(Records from a collection of figures)
*****

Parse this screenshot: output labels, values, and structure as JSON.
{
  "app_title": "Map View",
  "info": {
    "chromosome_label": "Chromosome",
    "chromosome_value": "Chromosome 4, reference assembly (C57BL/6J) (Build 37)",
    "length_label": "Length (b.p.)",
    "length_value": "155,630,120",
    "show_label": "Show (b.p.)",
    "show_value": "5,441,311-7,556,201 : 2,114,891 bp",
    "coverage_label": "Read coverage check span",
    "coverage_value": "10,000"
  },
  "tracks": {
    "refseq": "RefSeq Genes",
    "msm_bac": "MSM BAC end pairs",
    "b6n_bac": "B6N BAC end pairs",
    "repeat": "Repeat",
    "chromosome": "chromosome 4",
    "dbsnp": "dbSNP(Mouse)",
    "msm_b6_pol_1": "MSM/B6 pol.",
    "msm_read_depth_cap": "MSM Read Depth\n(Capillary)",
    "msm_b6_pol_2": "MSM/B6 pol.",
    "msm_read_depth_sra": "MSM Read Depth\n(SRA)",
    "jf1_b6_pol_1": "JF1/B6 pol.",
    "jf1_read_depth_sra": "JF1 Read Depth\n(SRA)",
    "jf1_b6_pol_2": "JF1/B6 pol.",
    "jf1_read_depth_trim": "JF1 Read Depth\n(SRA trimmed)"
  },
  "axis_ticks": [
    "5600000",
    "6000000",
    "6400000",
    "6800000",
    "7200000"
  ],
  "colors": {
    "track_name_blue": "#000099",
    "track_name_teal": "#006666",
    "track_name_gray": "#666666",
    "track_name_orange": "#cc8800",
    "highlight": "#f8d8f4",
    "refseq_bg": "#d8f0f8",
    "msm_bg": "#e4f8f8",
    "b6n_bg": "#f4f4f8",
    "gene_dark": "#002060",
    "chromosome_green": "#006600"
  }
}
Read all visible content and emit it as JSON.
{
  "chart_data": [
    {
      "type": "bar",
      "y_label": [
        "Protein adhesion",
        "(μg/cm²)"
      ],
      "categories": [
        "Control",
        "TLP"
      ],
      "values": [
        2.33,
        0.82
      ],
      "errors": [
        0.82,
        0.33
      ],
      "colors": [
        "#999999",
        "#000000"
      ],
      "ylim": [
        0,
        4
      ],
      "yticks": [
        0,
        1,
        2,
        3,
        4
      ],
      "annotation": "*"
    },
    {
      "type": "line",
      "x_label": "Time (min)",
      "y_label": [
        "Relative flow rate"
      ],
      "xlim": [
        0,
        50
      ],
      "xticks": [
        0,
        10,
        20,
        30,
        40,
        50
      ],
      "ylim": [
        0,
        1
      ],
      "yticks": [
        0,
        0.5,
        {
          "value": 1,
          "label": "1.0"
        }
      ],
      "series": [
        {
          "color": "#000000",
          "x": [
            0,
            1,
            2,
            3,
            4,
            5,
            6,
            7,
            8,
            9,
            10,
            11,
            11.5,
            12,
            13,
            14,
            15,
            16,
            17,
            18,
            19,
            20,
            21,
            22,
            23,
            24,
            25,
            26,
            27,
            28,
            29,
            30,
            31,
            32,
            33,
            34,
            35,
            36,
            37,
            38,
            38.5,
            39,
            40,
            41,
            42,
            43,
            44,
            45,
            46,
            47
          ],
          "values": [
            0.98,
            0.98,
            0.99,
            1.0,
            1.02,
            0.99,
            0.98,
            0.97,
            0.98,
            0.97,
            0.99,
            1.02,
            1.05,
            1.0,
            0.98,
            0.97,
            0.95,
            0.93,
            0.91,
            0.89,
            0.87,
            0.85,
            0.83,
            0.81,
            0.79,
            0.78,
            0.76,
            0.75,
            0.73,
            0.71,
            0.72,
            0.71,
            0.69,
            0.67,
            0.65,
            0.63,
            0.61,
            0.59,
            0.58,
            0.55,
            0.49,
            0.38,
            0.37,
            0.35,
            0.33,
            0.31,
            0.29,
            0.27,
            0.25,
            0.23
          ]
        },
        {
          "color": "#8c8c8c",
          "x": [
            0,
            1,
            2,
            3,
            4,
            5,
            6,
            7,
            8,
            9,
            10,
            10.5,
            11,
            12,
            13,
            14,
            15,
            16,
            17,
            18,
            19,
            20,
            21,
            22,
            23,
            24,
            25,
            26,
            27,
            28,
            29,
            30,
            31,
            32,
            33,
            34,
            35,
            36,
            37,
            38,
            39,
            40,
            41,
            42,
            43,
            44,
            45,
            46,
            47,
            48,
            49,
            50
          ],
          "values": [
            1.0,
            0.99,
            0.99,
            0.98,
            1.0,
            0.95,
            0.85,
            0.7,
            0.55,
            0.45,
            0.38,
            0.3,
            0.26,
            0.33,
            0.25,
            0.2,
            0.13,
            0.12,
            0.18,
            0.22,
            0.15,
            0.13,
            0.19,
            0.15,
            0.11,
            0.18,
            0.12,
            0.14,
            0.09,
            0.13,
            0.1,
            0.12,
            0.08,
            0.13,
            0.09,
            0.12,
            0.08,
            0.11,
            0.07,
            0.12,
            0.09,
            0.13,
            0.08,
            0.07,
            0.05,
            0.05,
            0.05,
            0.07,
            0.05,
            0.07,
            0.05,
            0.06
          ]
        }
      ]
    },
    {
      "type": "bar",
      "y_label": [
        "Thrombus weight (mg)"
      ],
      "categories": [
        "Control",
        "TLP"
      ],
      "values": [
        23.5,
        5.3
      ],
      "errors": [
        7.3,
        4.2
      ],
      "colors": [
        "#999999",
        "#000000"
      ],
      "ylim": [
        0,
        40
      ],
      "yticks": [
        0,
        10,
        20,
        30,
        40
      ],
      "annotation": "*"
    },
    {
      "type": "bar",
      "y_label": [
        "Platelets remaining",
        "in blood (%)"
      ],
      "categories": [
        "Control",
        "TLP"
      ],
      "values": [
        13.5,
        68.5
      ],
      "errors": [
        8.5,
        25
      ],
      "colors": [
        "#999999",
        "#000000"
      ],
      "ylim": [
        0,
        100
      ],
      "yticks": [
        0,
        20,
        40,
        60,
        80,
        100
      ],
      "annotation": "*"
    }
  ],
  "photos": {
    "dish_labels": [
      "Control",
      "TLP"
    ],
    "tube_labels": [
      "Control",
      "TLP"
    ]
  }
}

*****

(What to produce):
Copy out each line of the records that holds the string "JSON".

(Written answer):
Parse this screenshot: output labels, values, and structure as JSON.
Read all visible content and emit it as JSON.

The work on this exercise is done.